Data records
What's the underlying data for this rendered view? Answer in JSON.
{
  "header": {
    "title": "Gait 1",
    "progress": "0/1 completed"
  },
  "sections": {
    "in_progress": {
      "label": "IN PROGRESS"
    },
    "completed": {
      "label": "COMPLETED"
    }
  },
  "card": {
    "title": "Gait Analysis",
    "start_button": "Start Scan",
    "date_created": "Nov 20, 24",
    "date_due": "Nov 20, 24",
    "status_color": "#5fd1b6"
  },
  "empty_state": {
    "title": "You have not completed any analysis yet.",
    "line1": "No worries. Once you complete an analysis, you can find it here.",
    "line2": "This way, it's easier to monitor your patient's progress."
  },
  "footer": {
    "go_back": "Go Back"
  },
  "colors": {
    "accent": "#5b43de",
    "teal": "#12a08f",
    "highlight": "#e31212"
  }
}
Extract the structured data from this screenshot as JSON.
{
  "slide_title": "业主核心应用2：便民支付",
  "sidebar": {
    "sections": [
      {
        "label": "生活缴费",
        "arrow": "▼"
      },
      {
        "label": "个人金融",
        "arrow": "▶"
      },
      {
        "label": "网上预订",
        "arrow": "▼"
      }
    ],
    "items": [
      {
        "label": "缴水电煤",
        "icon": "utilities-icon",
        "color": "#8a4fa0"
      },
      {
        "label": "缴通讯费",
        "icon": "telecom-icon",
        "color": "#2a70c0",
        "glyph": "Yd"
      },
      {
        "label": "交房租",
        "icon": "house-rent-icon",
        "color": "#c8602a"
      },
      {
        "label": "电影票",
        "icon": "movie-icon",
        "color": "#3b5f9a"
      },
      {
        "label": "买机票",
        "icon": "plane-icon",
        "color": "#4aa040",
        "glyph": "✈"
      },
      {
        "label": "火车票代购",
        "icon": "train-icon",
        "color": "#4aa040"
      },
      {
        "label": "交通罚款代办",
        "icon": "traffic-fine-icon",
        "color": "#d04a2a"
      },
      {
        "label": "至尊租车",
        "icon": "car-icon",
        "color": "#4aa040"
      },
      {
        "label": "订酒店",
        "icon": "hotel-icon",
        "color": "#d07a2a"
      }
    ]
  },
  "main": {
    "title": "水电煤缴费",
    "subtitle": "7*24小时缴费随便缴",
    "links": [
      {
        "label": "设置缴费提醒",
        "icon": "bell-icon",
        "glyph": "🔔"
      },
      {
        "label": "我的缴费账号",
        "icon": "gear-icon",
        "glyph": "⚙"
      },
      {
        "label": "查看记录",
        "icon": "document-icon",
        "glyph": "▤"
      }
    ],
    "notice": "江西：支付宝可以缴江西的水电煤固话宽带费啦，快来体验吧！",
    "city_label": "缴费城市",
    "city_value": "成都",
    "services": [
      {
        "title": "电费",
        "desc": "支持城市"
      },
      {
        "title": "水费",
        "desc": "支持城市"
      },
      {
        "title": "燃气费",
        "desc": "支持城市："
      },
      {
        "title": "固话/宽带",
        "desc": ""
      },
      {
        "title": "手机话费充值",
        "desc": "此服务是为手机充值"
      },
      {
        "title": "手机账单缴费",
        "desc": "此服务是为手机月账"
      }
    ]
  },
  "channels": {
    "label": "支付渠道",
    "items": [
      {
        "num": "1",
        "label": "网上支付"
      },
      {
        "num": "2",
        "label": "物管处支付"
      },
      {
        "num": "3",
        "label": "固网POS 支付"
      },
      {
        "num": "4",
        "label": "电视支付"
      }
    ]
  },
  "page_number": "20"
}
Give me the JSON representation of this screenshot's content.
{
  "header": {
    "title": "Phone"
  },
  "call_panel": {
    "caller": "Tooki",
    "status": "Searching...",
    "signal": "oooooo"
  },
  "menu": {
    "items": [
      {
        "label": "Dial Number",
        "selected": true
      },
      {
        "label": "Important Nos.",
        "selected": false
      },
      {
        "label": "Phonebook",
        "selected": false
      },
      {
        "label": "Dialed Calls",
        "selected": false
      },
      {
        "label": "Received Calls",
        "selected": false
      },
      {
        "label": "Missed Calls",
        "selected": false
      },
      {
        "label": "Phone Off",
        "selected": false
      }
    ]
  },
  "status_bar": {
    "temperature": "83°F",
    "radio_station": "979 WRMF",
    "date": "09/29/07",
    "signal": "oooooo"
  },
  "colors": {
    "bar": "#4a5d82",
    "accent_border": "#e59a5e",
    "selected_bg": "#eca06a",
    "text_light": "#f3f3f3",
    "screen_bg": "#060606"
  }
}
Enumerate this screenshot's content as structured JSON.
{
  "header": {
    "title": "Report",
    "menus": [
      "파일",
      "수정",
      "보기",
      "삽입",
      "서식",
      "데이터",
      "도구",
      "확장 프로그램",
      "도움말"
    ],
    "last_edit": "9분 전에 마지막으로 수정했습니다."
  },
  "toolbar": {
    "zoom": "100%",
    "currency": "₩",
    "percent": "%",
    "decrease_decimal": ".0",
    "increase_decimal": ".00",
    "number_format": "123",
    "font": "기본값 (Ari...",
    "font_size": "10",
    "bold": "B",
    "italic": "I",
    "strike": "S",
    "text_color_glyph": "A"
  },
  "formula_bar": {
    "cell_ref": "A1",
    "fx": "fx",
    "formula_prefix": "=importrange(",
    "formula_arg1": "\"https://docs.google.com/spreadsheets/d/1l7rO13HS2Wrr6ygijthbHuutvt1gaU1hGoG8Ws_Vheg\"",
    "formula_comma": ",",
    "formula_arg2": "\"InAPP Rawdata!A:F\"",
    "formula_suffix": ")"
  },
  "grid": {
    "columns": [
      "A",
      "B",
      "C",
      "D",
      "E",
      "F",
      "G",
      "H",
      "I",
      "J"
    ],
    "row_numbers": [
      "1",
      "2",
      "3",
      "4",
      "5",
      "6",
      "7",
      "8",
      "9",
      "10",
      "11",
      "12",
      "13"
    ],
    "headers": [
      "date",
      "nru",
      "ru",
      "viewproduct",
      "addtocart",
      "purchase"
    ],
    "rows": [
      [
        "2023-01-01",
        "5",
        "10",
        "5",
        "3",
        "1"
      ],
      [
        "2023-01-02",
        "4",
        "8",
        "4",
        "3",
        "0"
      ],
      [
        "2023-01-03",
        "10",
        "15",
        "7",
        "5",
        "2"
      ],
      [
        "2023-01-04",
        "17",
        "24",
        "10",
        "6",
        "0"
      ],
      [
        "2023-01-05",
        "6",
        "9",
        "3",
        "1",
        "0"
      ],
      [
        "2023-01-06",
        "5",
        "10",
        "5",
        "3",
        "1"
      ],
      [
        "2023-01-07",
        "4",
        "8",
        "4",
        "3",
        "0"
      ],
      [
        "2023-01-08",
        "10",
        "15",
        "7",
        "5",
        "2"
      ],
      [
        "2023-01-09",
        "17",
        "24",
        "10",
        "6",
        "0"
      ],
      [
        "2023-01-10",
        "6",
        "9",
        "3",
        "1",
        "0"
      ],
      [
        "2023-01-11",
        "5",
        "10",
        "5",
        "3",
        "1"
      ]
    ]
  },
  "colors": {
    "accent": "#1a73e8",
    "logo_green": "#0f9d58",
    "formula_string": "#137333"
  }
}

WHAT IS ASKED: Retype the listing above in full, with no alterations.

TASK SOLUTION:
What's the underlying data for this rendered view? Answer in JSON.
{
  "header": {
    "title": "Gait 1",
    "progress": "0/1 completed"
  },
  "sections": {
    "in_progress": {
      "label": "IN PROGRESS"
    },
    "completed": {
      "label": "COMPLETED"
    }
  },
  "card": {
    "title": "Gait Analysis",
    "start_button": "Start Scan",
    "date_created": "Nov 20, 24",
    "date_due": "Nov 20, 24",
    "status_color": "#5fd1b6"
  },
  "empty_state": {
    "title": "You have not completed any analysis yet.",
    "line1": "No worries. Once you complete an analysis, you can find it here.",
    "line2": "This way, it's easier to monitor your patient's progress."
  },
  "footer": {
    "go_back": "Go Back"
  },
  "colors": {
    "accent": "#5b43de",
    "teal": "#12a08f",
    "highlight": "#e31212"
  }
}
Extract the structured data from this screenshot as JSON.
{
  "slide_title": "业主核心应用2：便民支付",
  "sidebar": {
    "sections": [
      {
        "label": "生活缴费",
        "arrow": "▼"
      },
      {
        "label": "个人金融",
        "arrow": "▶"
      },
      {
        "label": "网上预订",
        "arrow": "▼"
      }
    ],
    "items": [
      {
        "label": "缴水电煤",
        "icon": "utilities-icon",
        "color": "#8a4fa0"
      },
      {
        "label": "缴通讯费",
        "icon": "telecom-icon",
        "color": "#2a70c0",
        "glyph": "Yd"
      },
      {
        "label": "交房租",
        "icon": "house-rent-icon",
        "color": "#c8602a"
      },
      {
        "label": "电影票",
        "icon": "movie-icon",
        "color": "#3b5f9a"
      },
      {
        "label": "买机票",
        "icon": "plane-icon",
        "color": "#4aa040",
        "glyph": "✈"
      },
      {
        "label": "火车票代购",
        "icon": "train-icon",
        "color": "#4aa040"
      },
      {
        "label": "交通罚款代办",
        "icon": "traffic-fine-icon",
        "color": "#d04a2a"
      },
      {
        "label": "至尊租车",
        "icon": "car-icon",
        "color": "#4aa040"
      },
      {
        "label": "订酒店",
        "icon": "hotel-icon",
        "color": "#d07a2a"
      }
    ]
  },
  "main": {
    "title": "水电煤缴费",
    "subtitle": "7*24小时缴费随便缴",
    "links": [
      {
        "label": "设置缴费提醒",
        "icon": "bell-icon",
        "glyph": "🔔"
      },
      {
        "label": "我的缴费账号",
        "icon": "gear-icon",
        "glyph": "⚙"
      },
      {
        "label": "查看记录",
        "icon": "document-icon",
        "glyph": "▤"
      }
    ],
    "notice": "江西：支付宝可以缴江西的水电煤固话宽带费啦，快来体验吧！",
    "city_label": "缴费城市",
    "city_value": "成都",
    "services": [
      {
        "title": "电费",
        "desc": "支持城市"
      },
      {
        "title": "水费",
        "desc": "支持城市"
      },
      {
        "title": "燃气费",
        "desc": "支持城市："
      },
      {
        "title": "固话/宽带",
        "desc": ""
      },
      {
        "title": "手机话费充值",
        "desc": "此服务是为手机充值"
      },
      {
        "title": "手机账单缴费",
        "desc": "此服务是为手机月账"
      }
    ]
  },
  "channels": {
    "label": "支付渠道",
    "items": [
      {
        "num": "1",
        "label": "网上支付"
      },
      {
        "num": "2",
        "label": "物管处支付"
      },
      {
        "num": "3",
        "label": "固网POS 支付"
      },
      {
        "num": "4",
        "label": "电视支付"
      }
    ]
  },
  "page_number": "20"
}
Give me the JSON representation of this screenshot's content.
{
  "header": {
    "title": "Phone"
  },
  "call_panel": {
    "caller": "Tooki",
    "status": "Searching...",
    "signal": "oooooo"
  },
  "menu": {
    "items": [
      {
        "label": "Dial Number",
        "selected": true
      },
      {
        "label": "Important Nos.",
        "selected": false
      },
      {
        "label": "Phonebook",
        "selected": false
      },
      {
        "label": "Dialed Calls",
        "selected": false
      },
      {
        "label": "Received Calls",
        "selected": false
      },
      {
        "label": "Missed Calls",
        "selected": false
      },
      {
        "label": "Phone Off",
        "selected": false
      }
    ]
  },
  "status_bar": {
    "temperature": "83°F",
    "radio_station": "979 WRMF",
    "date": "09/29/07",
    "signal": "oooooo"
  },
  "colors": {
    "bar": "#4a5d82",
    "accent_border": "#e59a5e",
    "selected_bg": "#eca06a",
    "text_light": "#f3f3f3",
    "screen_bg": "#060606"
  }
}
Enumerate this screenshot's content as structured JSON.
{
  "header": {
    "title": "Report",
    "menus": [
      "파일",
      "수정",
      "보기",
      "삽입",
      "서식",
      "데이터",
      "도구",
      "확장 프로그램",
      "도움말"
    ],
    "last_edit": "9분 전에 마지막으로 수정했습니다."
  },
  "toolbar": {
    "zoom": "100%",
    "currency": "₩",
    "percent": "%",
    "decrease_decimal": ".0",
    "increase_decimal": ".00",
    "number_format": "123",
    "font": "기본값 (Ari...",
    "font_size": "10",
    "bold": "B",
    "italic": "I",
    "strike": "S",
    "text_color_glyph": "A"
  },
  "formula_bar": {
    "cell_ref": "A1",
    "fx": "fx",
    "formula_prefix": "=importrange(",
    "formula_arg1": "\"https://docs.google.com/spreadsheets/d/1l7rO13HS2Wrr6ygijthbHuutvt1gaU1hGoG8Ws_Vheg\"",
    "formula_comma": ",",
    "formula_arg2": "\"InAPP Rawdata!A:F\"",
    "formula_suffix": ")"
  },
  "grid": {
    "columns": [
      "A",
      "B",
      "C",
      "D",
      "E",
      "F",
      "G",
      "H",
      "I",
      "J"
    ],
    "row_numbers": [
      "1",
      "2",
      "3",
      "4",
      "5",
      "6",
      "7",
      "8",
      "9",
      "10",
      "11",
      "12",
      "13"
    ],
    "headers": [
      "date",
      "nru",
      "ru",
      "viewproduct",
      "addtocart",
      "purchase"
    ],
    "rows": [
      [
        "2023-01-01",
        "5",
        "10",
        "5",
        "3",
        "1"
      ],
      [
        "2023-01-02",
        "4",
        "8",
        "4",
        "3",
        "0"
      ],
      [
        "2023-01-03",
        "10",
        "15",
        "7",
        "5",
        "2"
      ],
      [
        "2023-01-04",
        "17",
        "24",
        "10",
        "6",
        "0"
      ],
      [
        "2023-01-05",
        "6",
        "9",
        "3",
        "1",
        "0"
      ],
      [
        "2023-01-06",
        "5",
        "10",
        "5",
        "3",
        "1"
      ],
      [
        "2023-01-07",
        "4",
        "8",
        "4",
        "3",
        "0"
      ],
      [
        "2023-01-08",
        "10",
        "15",
        "7",
        "5",
        "2"
      ],
      [
        "2023-01-09",
        "17",
        "24",
        "10",
        "6",
        "0"
      ],
      [
        "2023-01-10",
        "6",
        "9",
        "3",
        "1",
        "0"
      ],
      [
        "2023-01-11",
        "5",
        "10",
        "5",
        "3",
        "1"
      ]
    ]
  },
  "colors": {
    "accent": "#1a73e8",
    "logo_green": "#0f9d58",
    "formula_string": "#137333"
  }
}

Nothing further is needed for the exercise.